** Dataset items **

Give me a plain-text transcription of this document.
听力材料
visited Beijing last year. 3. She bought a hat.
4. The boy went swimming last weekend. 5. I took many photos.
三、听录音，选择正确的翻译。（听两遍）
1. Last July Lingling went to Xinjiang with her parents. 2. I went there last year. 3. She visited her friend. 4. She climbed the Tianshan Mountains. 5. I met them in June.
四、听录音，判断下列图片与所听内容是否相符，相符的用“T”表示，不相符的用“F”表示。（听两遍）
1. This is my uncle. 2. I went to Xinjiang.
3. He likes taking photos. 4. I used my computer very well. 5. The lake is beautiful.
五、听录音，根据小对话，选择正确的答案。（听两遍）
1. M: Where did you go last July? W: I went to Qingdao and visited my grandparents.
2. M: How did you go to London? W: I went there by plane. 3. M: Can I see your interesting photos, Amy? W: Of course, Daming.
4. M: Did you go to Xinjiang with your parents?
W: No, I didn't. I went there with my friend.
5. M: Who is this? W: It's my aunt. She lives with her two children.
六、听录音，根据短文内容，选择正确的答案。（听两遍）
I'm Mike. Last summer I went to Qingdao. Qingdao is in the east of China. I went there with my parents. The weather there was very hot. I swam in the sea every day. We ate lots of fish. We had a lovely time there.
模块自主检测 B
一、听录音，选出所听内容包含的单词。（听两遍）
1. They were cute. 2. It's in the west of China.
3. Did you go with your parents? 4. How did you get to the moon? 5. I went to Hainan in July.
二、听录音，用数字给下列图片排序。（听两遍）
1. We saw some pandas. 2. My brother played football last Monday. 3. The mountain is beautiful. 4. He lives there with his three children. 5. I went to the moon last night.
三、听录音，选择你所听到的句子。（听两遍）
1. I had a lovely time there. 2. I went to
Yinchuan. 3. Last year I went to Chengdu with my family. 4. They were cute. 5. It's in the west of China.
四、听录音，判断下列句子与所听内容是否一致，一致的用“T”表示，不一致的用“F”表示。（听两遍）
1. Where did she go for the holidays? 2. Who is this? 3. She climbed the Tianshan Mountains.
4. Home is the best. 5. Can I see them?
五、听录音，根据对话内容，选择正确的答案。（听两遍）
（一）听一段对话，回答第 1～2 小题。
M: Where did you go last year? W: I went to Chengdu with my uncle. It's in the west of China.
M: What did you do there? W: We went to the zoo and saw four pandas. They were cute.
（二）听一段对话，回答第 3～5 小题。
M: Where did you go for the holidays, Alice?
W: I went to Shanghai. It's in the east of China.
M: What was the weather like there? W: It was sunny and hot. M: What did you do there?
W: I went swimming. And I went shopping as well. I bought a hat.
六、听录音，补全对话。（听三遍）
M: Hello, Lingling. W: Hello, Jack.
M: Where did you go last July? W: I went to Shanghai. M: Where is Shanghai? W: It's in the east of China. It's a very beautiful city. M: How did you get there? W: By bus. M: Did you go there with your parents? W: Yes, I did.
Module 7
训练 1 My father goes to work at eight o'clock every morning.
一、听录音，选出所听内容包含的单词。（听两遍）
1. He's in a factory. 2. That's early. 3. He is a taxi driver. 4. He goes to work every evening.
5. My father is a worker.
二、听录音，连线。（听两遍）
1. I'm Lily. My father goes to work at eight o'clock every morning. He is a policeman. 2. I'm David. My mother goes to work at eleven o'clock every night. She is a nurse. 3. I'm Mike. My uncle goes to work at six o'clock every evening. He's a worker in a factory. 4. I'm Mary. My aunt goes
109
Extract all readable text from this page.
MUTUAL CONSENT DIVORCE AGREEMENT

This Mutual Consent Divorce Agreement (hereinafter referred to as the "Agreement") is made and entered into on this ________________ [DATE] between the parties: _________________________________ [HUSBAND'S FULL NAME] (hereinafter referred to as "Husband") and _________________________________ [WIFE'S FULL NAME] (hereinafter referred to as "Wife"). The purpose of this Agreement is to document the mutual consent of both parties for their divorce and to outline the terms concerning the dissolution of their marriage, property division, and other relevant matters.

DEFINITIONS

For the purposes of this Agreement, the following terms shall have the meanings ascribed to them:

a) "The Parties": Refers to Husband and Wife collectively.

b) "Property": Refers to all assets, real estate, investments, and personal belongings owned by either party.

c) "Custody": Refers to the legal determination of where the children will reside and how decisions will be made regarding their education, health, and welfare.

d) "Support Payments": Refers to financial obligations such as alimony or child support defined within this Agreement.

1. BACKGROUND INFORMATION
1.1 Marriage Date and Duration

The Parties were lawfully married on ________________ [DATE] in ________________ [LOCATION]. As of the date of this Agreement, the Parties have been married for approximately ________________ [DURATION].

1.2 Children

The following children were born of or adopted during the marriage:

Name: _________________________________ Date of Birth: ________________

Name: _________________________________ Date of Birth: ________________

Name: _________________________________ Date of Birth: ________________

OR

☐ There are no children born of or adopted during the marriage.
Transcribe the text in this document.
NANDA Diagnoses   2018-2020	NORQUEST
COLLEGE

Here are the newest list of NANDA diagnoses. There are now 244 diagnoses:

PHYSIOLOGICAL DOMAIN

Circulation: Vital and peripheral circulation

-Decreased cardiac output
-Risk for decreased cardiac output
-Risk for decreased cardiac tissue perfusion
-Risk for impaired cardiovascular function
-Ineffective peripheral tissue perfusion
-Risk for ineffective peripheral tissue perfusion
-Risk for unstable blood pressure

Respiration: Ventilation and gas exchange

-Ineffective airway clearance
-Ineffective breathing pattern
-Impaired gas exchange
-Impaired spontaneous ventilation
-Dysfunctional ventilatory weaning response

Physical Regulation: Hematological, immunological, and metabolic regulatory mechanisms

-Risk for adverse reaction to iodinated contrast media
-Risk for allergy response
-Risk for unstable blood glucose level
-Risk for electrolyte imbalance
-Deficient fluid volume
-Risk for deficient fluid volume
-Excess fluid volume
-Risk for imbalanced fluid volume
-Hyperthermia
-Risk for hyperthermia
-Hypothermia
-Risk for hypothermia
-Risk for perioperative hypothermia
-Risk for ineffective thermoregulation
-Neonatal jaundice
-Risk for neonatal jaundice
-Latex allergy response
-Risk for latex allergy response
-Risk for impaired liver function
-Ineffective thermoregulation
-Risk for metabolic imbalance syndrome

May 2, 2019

** Task description **
Note how many lines of the material contain the string "factory". Then report that number by itself.

** Reply to the exercise **
2